(Recorded data)
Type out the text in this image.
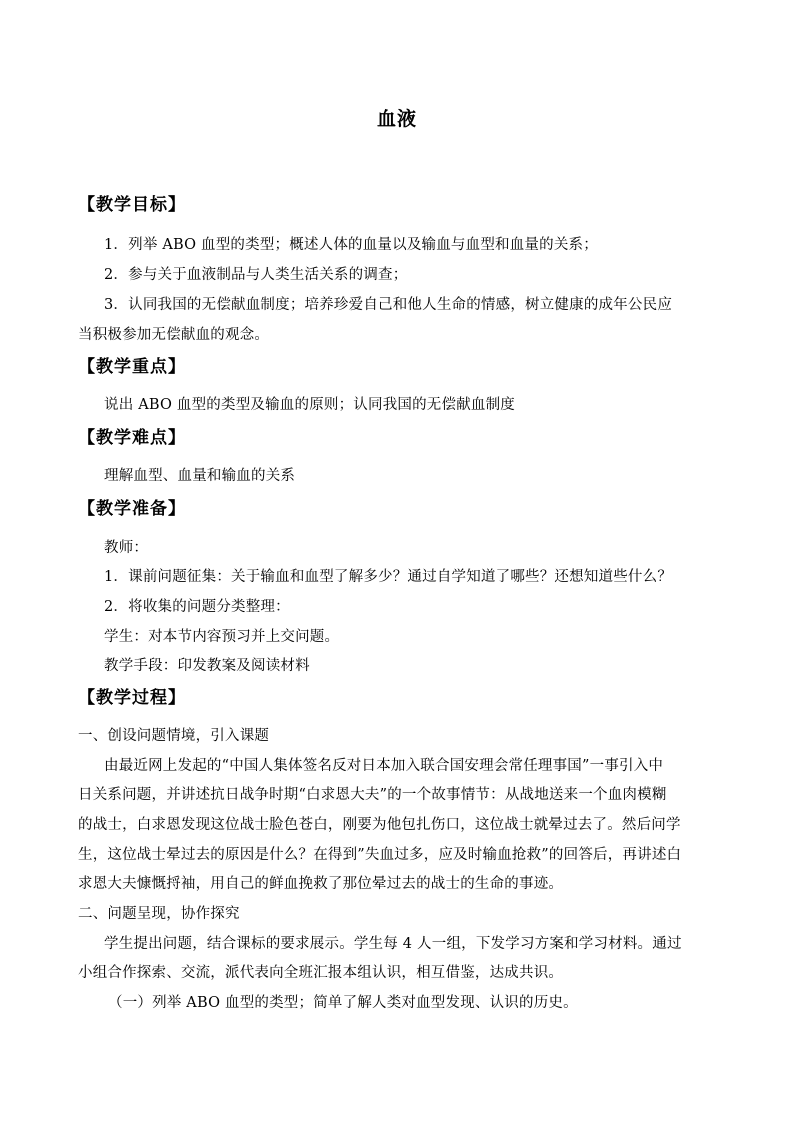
血液
【教学目标】
1．列举 ABO 血型的类型；概述人体的血量以及输血与血型和血量的关系；
2．参与关于血液制品与人类生活关系的调查；
3．认同我国的无偿献血制度；培养珍爱自己和他人生命的情感，树立健康的成年公民应
当积极参加无偿献血的观念。
【教学重点】
说出 ABO 血型的类型及输血的原则；认同我国的无偿献血制度
【教学难点】
理解血型、血量和输血的关系
【教学准备】
教师：
1．课前问题征集：关于输血和血型了解多少？通过自学知道了哪些？还想知道些什么？
2．将收集的问题分类整理：
学生：对本节内容预习并上交问题。
教学手段：印发教案及阅读材料
【教学过程】
一、创设问题情境，引入课题
由最近网上发起的“中国人集体签名反对日本加入联合国安理会常任理事国”一事引入中
日关系问题，并讲述抗日战争时期“白求恩大夫”的一个故事情节：从战地送来一个血肉模糊
的战士，白求恩发现这位战士脸色苍白，刚要为他包扎伤口，这位战士就晕过去了。然后问学
生，这位战士晕过去的原因是什么？在得到”失血过多，应及时输血抢救”的回答后，再讲述白
求恩大夫慷慨捋袖，用自己的鲜血挽救了那位晕过去的战士的生命的事迹。
二、问题呈现，协作探究
学生提出问题，结合课标的要求展示。学生每 4 人一组，下发学习方案和学习材料。通过
小组合作探索、交流，派代表向全班汇报本组认识，相互借鉴，达成共识。
（一）列举 ABO 血型的类型；简单了解人类对血型发现、认识的历史。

**Given instruction**: Each record above should come back exactly the same, only without its pictures.

**Task response**:
Type out the text in this image.
血液
【教学目标】
1．列举 ABO 血型的类型；概述人体的血量以及输血与血型和血量的关系；
2．参与关于血液制品与人类生活关系的调查；
3．认同我国的无偿献血制度；培养珍爱自己和他人生命的情感，树立健康的成年公民应
当积极参加无偿献血的观念。
【教学重点】
说出 ABO 血型的类型及输血的原则；认同我国的无偿献血制度
【教学难点】
理解血型、血量和输血的关系
【教学准备】
教师：
1．课前问题征集：关于输血和血型了解多少？通过自学知道了哪些？还想知道些什么？
2．将收集的问题分类整理：
学生：对本节内容预习并上交问题。
教学手段：印发教案及阅读材料
【教学过程】
一、创设问题情境，引入课题
由最近网上发起的“中国人集体签名反对日本加入联合国安理会常任理事国”一事引入中
日关系问题，并讲述抗日战争时期“白求恩大夫”的一个故事情节：从战地送来一个血肉模糊
的战士，白求恩发现这位战士脸色苍白，刚要为他包扎伤口，这位战士就晕过去了。然后问学
生，这位战士晕过去的原因是什么？在得到”失血过多，应及时输血抢救”的回答后，再讲述白
求恩大夫慷慨捋袖，用自己的鲜血挽救了那位晕过去的战士的生命的事迹。
二、问题呈现，协作探究
学生提出问题，结合课标的要求展示。学生每 4 人一组，下发学习方案和学习材料。通过
小组合作探索、交流，派代表向全班汇报本组认识，相互借鉴，达成共识。
（一）列举 ABO 血型的类型；简单了解人类对血型发现、认识的历史。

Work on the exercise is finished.